Stated goal - Copy out all the lines exactly. Omit pictures.

Task data -
* Start *

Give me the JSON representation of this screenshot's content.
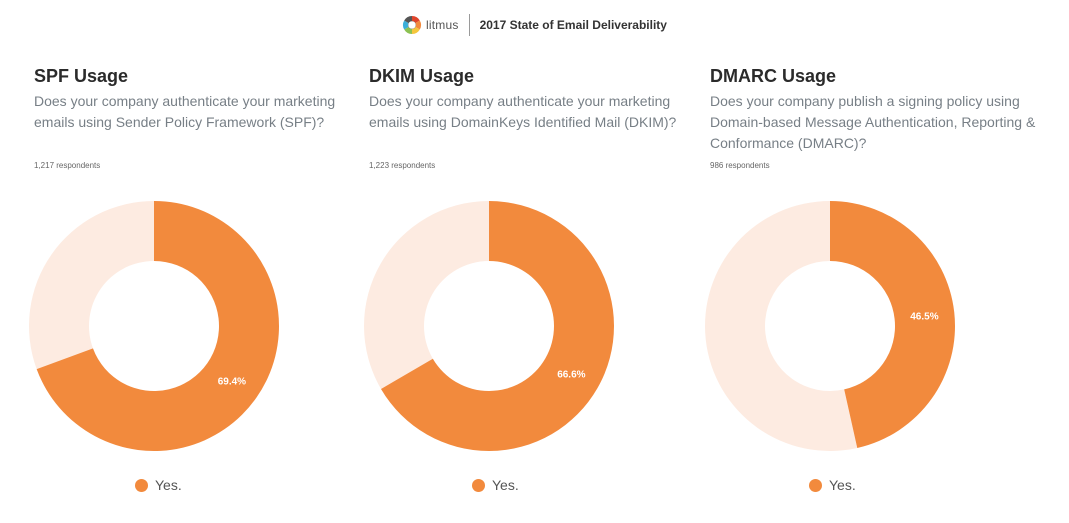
{
  "header": {
    "brand": "litmus",
    "report_title": "2017 State of Email Deliverability"
  },
  "panels": [
    {
      "title": "SPF Usage",
      "question": "Does your company authenticate your marketing emails using Sender Policy Framework (SPF)?",
      "respondents": "1,217 respondents",
      "legend": "Yes."
    },
    {
      "title": "DKIM Usage",
      "question": "Does your company authenticate your marketing emails using DomainKeys Identified Mail (DKIM)?",
      "respondents": "1,223 respondents",
      "legend": "Yes."
    },
    {
      "title": "DMARC Usage",
      "question": "Does your company publish a signing policy using Domain-based Message Authentication, Reporting & Conformance (DMARC)?",
      "respondents": "986 respondents",
      "legend": "Yes."
    }
  ],
  "colors": {
    "yes": "#f28a3d",
    "remainder": "#fdebe1"
  },
  "chart_data": [
    {
      "type": "pie",
      "title": "SPF Usage",
      "categories": [
        "Yes."
      ],
      "values": [
        69.4
      ],
      "value_labels": [
        "69.4%"
      ],
      "total": 100
    },
    {
      "type": "pie",
      "title": "DKIM Usage",
      "categories": [
        "Yes."
      ],
      "values": [
        66.6
      ],
      "value_labels": [
        "66.6%"
      ],
      "total": 100
    },
    {
      "type": "pie",
      "title": "DMARC Usage",
      "categories": [
        "Yes."
      ],
      "values": [
        46.5
      ],
      "value_labels": [
        "46.5%"
      ],
      "total": 100
    }
  ]
}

* End *

Written response -
Give me the JSON representation of this screenshot's content.
{
  "header": {
    "brand": "litmus",
    "report_title": "2017 State of Email Deliverability"
  },
  "panels": [
    {
      "title": "SPF Usage",
      "question": "Does your company authenticate your marketing emails using Sender Policy Framework (SPF)?",
      "respondents": "1,217 respondents",
      "legend": "Yes."
    },
    {
      "title": "DKIM Usage",
      "question": "Does your company authenticate your marketing emails using DomainKeys Identified Mail (DKIM)?",
      "respondents": "1,223 respondents",
      "legend": "Yes."
    },
    {
      "title": "DMARC Usage",
      "question": "Does your company publish a signing policy using Domain-based Message Authentication, Reporting & Conformance (DMARC)?",
      "respondents": "986 respondents",
      "legend": "Yes."
    }
  ],
  "colors": {
    "yes": "#f28a3d",
    "remainder": "#fdebe1"
  },
  "chart_data": [
    {
      "type": "pie",
      "title": "SPF Usage",
      "categories": [
        "Yes."
      ],
      "values": [
        69.4
      ],
      "value_labels": [
        "69.4%"
      ],
      "total": 100
    },
    {
      "type": "pie",
      "title": "DKIM Usage",
      "categories": [
        "Yes."
      ],
      "values": [
        66.6
      ],
      "value_labels": [
        "66.6%"
      ],
      "total": 100
    },
    {
      "type": "pie",
      "title": "DMARC Usage",
      "categories": [
        "Yes."
      ],
      "values": [
        46.5
      ],
      "value_labels": [
        "46.5%"
      ],
      "total": 100
    }
  ]
}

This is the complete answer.